--- BEGIN Records to process ---

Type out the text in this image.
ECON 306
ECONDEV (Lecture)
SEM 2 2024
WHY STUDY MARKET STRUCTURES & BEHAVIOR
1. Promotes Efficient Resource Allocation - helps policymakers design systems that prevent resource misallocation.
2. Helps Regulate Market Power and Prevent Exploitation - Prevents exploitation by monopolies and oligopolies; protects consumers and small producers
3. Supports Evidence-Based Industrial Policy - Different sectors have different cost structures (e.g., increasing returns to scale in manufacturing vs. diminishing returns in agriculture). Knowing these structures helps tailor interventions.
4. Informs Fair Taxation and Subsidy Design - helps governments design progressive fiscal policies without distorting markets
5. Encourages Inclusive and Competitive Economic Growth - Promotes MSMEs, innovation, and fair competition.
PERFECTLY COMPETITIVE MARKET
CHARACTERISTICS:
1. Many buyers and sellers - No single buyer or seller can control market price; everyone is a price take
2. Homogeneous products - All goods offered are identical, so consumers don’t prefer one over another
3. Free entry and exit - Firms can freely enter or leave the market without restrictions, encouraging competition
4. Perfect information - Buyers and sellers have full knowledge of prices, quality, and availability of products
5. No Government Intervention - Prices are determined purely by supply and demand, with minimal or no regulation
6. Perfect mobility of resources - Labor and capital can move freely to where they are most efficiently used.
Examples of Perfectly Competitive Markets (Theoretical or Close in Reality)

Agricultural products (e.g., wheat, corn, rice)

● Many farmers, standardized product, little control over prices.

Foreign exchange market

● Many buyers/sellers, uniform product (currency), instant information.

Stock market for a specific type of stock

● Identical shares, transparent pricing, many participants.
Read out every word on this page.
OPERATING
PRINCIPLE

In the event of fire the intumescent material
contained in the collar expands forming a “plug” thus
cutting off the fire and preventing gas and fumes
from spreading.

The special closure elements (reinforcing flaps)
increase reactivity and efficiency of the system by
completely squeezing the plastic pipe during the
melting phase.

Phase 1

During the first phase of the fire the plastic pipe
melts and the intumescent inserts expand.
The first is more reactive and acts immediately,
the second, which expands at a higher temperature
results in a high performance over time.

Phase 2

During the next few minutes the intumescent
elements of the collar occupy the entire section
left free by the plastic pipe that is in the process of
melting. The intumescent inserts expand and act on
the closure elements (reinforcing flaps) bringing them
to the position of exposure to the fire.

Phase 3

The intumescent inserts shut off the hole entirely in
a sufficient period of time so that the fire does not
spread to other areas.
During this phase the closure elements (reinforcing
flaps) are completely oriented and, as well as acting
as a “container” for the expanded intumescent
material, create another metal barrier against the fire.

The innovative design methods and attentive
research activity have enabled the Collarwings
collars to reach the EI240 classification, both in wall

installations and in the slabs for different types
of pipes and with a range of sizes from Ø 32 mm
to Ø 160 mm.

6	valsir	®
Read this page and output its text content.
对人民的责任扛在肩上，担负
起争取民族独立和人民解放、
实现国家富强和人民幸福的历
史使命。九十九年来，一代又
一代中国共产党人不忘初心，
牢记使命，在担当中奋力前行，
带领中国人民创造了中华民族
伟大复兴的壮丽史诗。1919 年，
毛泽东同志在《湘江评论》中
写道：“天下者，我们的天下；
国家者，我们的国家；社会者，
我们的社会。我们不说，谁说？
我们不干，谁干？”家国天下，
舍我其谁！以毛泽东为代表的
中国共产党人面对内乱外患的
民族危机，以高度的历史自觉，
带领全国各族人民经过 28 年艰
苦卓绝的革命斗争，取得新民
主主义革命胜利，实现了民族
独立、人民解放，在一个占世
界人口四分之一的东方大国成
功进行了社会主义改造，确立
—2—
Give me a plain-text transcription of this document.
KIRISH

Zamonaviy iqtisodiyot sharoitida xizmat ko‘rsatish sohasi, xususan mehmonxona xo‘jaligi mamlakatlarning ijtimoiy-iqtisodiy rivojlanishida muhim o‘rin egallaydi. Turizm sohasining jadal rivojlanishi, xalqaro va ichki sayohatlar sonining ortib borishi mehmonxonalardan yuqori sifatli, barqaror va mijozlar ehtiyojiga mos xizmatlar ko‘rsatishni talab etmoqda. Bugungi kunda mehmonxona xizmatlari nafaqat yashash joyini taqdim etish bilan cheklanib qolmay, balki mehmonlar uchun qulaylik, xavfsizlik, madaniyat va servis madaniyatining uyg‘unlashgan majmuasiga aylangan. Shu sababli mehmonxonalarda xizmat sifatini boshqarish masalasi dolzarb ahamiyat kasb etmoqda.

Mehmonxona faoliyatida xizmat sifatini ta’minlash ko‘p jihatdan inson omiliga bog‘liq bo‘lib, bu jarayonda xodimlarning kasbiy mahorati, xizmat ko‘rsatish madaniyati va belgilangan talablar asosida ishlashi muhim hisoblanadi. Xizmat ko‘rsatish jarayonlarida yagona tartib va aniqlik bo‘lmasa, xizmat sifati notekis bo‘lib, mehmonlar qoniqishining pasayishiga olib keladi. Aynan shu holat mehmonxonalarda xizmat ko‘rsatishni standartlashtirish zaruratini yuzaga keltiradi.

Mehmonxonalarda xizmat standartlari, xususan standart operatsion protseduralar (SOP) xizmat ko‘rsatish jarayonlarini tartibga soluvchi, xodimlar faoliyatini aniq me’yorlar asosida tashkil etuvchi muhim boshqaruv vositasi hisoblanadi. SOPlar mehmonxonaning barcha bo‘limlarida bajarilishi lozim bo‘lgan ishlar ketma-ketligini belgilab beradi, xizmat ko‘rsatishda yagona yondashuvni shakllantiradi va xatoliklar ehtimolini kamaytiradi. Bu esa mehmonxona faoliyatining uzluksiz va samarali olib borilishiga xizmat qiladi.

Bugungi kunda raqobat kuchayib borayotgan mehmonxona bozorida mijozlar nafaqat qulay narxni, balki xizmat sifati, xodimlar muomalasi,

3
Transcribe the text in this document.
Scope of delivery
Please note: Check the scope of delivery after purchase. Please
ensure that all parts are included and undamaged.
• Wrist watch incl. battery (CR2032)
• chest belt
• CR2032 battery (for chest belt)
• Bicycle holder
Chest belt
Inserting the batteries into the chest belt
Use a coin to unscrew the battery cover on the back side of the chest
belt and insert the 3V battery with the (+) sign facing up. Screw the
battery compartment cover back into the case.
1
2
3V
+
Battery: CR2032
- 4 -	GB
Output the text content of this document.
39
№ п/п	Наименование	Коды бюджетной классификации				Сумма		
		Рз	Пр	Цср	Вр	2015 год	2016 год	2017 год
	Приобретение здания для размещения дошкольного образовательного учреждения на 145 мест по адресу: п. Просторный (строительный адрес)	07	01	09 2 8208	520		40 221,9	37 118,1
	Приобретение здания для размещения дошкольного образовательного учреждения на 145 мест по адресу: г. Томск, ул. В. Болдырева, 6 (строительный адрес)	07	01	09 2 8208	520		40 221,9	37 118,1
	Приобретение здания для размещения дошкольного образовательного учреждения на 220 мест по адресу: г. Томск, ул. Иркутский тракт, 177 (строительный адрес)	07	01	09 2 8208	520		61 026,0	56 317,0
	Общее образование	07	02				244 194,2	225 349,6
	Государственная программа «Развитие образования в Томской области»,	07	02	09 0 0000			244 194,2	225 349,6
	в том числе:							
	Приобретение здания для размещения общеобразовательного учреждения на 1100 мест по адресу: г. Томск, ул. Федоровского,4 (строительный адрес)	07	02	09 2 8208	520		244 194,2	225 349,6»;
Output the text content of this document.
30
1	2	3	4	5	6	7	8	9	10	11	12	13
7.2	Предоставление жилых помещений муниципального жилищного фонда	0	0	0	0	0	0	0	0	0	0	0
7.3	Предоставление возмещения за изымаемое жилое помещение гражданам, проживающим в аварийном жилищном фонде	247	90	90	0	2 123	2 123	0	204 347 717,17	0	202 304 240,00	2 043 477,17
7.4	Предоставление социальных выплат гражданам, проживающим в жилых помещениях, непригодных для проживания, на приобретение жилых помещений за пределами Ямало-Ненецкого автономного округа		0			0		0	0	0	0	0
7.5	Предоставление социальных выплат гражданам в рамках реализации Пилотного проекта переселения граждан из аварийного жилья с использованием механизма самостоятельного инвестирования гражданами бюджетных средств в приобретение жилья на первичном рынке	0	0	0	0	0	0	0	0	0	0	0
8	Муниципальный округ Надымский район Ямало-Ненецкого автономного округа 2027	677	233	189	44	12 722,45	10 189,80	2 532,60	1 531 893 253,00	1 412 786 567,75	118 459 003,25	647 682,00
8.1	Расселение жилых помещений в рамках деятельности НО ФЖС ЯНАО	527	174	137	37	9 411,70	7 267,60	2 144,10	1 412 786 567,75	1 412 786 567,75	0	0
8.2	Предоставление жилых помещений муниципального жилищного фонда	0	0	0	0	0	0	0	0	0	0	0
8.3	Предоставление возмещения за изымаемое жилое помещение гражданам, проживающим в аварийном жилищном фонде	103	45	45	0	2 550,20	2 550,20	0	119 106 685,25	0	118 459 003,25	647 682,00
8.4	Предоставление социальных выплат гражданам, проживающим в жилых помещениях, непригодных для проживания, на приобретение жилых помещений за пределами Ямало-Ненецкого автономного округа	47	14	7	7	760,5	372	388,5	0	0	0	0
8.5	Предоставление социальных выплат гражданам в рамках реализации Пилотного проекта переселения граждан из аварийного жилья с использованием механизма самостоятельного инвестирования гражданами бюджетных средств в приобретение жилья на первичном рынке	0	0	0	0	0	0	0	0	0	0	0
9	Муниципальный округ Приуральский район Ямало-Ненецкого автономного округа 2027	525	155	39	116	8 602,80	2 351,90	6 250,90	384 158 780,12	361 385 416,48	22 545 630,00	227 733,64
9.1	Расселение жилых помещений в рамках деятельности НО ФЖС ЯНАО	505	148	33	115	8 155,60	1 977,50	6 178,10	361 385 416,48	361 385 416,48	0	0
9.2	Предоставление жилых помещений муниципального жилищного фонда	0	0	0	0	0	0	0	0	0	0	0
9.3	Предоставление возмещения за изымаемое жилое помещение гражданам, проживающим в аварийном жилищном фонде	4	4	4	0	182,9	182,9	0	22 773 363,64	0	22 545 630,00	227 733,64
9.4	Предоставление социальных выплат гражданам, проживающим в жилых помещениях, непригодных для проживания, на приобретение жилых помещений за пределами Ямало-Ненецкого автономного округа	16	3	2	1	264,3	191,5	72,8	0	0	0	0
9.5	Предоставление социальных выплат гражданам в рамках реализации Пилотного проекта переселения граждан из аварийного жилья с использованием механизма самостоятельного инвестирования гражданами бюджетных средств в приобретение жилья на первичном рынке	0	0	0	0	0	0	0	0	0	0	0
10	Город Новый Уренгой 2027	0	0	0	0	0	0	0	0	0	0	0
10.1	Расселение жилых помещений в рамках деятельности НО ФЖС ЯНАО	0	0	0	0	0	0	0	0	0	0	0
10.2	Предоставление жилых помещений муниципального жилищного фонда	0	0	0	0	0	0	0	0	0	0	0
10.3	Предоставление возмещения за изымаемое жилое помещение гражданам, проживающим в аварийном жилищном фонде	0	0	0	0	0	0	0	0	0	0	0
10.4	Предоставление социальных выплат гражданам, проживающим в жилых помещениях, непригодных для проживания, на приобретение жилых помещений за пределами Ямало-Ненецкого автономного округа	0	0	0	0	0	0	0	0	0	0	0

--- END Records to process ---

Pull out every line of the entries that includes the word "consumers".

Response below —
2. Helps Regulate Market Power and Prevent Exploitation - Prevents exploitation by monopolies and oligopolies; protects consumers and small producers
2. Homogeneous products - All goods offered are identical, so consumers don’t prefer one over another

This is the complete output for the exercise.